● **INSTRUCTIONS FOR THE TASK**
Count the lines in the records below that contain the string "exponent", and reply with that number alone.
--- BEGIN SOURCE MATERIAL ---
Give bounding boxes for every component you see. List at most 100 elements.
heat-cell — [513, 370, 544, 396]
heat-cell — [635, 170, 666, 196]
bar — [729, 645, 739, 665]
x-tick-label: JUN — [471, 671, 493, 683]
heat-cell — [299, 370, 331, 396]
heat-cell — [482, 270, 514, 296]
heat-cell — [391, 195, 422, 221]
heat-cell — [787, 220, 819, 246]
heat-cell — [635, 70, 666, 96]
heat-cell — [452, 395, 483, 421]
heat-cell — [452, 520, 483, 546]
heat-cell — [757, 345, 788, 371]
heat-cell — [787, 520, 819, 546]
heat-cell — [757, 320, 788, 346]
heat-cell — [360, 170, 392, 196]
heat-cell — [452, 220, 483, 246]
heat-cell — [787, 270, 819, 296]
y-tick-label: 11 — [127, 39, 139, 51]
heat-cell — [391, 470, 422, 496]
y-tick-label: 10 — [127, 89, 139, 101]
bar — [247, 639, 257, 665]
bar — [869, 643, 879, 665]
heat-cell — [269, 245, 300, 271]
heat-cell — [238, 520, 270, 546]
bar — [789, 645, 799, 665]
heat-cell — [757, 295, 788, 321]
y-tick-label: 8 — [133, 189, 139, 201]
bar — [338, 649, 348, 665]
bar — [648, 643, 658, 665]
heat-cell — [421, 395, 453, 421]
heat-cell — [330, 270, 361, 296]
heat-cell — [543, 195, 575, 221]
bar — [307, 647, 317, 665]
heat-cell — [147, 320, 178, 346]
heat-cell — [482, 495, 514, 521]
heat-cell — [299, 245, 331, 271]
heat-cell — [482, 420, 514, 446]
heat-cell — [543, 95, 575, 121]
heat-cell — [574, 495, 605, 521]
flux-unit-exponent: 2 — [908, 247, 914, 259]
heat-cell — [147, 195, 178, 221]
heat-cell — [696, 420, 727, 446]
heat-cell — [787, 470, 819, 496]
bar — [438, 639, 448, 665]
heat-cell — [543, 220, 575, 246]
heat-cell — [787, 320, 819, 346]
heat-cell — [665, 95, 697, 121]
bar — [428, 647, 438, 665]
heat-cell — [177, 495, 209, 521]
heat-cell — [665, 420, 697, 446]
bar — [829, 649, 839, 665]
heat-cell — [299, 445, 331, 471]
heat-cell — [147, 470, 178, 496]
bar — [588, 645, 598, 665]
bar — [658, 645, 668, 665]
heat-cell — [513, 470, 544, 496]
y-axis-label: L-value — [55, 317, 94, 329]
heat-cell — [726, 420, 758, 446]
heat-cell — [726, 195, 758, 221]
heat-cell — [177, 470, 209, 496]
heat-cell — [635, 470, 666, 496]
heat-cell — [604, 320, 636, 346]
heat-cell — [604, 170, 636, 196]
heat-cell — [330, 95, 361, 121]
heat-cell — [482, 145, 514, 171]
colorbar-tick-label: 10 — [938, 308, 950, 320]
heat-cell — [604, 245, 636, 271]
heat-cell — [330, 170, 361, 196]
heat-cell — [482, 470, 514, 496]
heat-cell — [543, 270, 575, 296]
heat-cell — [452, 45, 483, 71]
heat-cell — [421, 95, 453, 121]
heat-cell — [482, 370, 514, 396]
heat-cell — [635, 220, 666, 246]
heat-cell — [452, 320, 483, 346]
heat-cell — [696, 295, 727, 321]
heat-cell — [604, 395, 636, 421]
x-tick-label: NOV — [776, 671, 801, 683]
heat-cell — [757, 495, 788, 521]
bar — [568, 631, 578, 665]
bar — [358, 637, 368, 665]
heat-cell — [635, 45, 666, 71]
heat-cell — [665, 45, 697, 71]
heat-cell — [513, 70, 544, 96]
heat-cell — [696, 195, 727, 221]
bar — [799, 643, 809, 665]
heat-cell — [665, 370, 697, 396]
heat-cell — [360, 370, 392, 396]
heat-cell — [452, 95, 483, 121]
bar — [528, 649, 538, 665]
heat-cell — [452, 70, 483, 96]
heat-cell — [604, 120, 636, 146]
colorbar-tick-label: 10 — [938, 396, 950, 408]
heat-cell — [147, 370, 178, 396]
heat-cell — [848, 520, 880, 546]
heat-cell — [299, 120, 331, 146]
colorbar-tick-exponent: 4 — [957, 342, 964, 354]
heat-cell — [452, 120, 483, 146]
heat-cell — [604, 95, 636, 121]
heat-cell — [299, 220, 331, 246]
--- END SOURCE MATERIAL ---
● **OUTPUT FOR THIS EXERCISE**
2